• Your objective: Write the data out again, character for character, with no images.

• Working data:
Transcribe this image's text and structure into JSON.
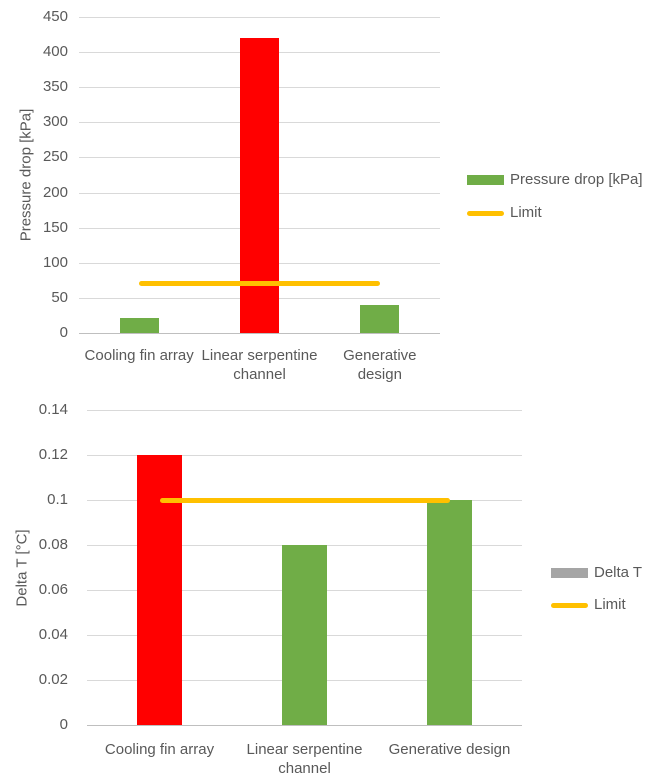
{
  "page": {
    "background": "#ffffff"
  },
  "colors": {
    "green": "#70AD47",
    "red": "#FF0000",
    "yellow": "#FFC000",
    "gray": "#A5A5A5",
    "text": "#595959",
    "gridline": "#D9D9D9",
    "axis": "#BFBFBF"
  },
  "chart_data": [
    {
      "type": "bar",
      "title": "",
      "xlabel": "",
      "ylabel": "Pressure drop [kPa]",
      "categories": [
        "Cooling fin array",
        "Linear serpentine channel",
        "Generative design"
      ],
      "category_lines": [
        [
          "Cooling fin array"
        ],
        [
          "Linear serpentine",
          "channel"
        ],
        [
          "Generative",
          "design"
        ]
      ],
      "values": [
        22,
        420,
        40
      ],
      "bar_colors": [
        "#70AD47",
        "#FF0000",
        "#70AD47"
      ],
      "ylim": [
        0,
        450
      ],
      "ytick_step": 50,
      "ytick_labels": [
        "0",
        "50",
        "100",
        "150",
        "200",
        "250",
        "300",
        "350",
        "400",
        "450"
      ],
      "grid": true,
      "limit": {
        "value": 70,
        "color": "#FFC000",
        "span_categories": [
          0,
          2
        ]
      },
      "legend": {
        "position": "right",
        "entries": [
          {
            "label": "Pressure drop [kPa]",
            "swatch": "rect",
            "color": "#70AD47"
          },
          {
            "label": "Limit",
            "swatch": "line",
            "color": "#FFC000"
          }
        ]
      }
    },
    {
      "type": "bar",
      "title": "",
      "xlabel": "",
      "ylabel": "Delta T [°C]",
      "categories": [
        "Cooling fin array",
        "Linear serpentine channel",
        "Generative design"
      ],
      "category_lines": [
        [
          "Cooling fin array"
        ],
        [
          "Linear serpentine",
          "channel"
        ],
        [
          "Generative design"
        ]
      ],
      "values": [
        0.12,
        0.08,
        0.1
      ],
      "bar_colors": [
        "#FF0000",
        "#70AD47",
        "#70AD47"
      ],
      "ylim": [
        0,
        0.14
      ],
      "ytick_step": 0.02,
      "ytick_labels": [
        "0",
        "0.02",
        "0.04",
        "0.06",
        "0.08",
        "0.1",
        "0.12",
        "0.14"
      ],
      "grid": true,
      "limit": {
        "value": 0.1,
        "color": "#FFC000",
        "span_categories": [
          0,
          2
        ]
      },
      "legend": {
        "position": "right",
        "entries": [
          {
            "label": "Delta T",
            "swatch": "rect",
            "color": "#A5A5A5"
          },
          {
            "label": "Limit",
            "swatch": "line",
            "color": "#FFC000"
          }
        ]
      }
    }
  ]
}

• Task response:
Transcribe this image's text and structure into JSON.
{
  "page": {
    "background": "#ffffff"
  },
  "colors": {
    "green": "#70AD47",
    "red": "#FF0000",
    "yellow": "#FFC000",
    "gray": "#A5A5A5",
    "text": "#595959",
    "gridline": "#D9D9D9",
    "axis": "#BFBFBF"
  },
  "chart_data": [
    {
      "type": "bar",
      "title": "",
      "xlabel": "",
      "ylabel": "Pressure drop [kPa]",
      "categories": [
        "Cooling fin array",
        "Linear serpentine channel",
        "Generative design"
      ],
      "category_lines": [
        [
          "Cooling fin array"
        ],
        [
          "Linear serpentine",
          "channel"
        ],
        [
          "Generative",
          "design"
        ]
      ],
      "values": [
        22,
        420,
        40
      ],
      "bar_colors": [
        "#70AD47",
        "#FF0000",
        "#70AD47"
      ],
      "ylim": [
        0,
        450
      ],
      "ytick_step": 50,
      "ytick_labels": [
        "0",
        "50",
        "100",
        "150",
        "200",
        "250",
        "300",
        "350",
        "400",
        "450"
      ],
      "grid": true,
      "limit": {
        "value": 70,
        "color": "#FFC000",
        "span_categories": [
          0,
          2
        ]
      },
      "legend": {
        "position": "right",
        "entries": [
          {
            "label": "Pressure drop [kPa]",
            "swatch": "rect",
            "color": "#70AD47"
          },
          {
            "label": "Limit",
            "swatch": "line",
            "color": "#FFC000"
          }
        ]
      }
    },
    {
      "type": "bar",
      "title": "",
      "xlabel": "",
      "ylabel": "Delta T [°C]",
      "categories": [
        "Cooling fin array",
        "Linear serpentine channel",
        "Generative design"
      ],
      "category_lines": [
        [
          "Cooling fin array"
        ],
        [
          "Linear serpentine",
          "channel"
        ],
        [
          "Generative design"
        ]
      ],
      "values": [
        0.12,
        0.08,
        0.1
      ],
      "bar_colors": [
        "#FF0000",
        "#70AD47",
        "#70AD47"
      ],
      "ylim": [
        0,
        0.14
      ],
      "ytick_step": 0.02,
      "ytick_labels": [
        "0",
        "0.02",
        "0.04",
        "0.06",
        "0.08",
        "0.1",
        "0.12",
        "0.14"
      ],
      "grid": true,
      "limit": {
        "value": 0.1,
        "color": "#FFC000",
        "span_categories": [
          0,
          2
        ]
      },
      "legend": {
        "position": "right",
        "entries": [
          {
            "label": "Delta T",
            "swatch": "rect",
            "color": "#A5A5A5"
          },
          {
            "label": "Limit",
            "swatch": "line",
            "color": "#FFC000"
          }
        ]
      }
    }
  ]
}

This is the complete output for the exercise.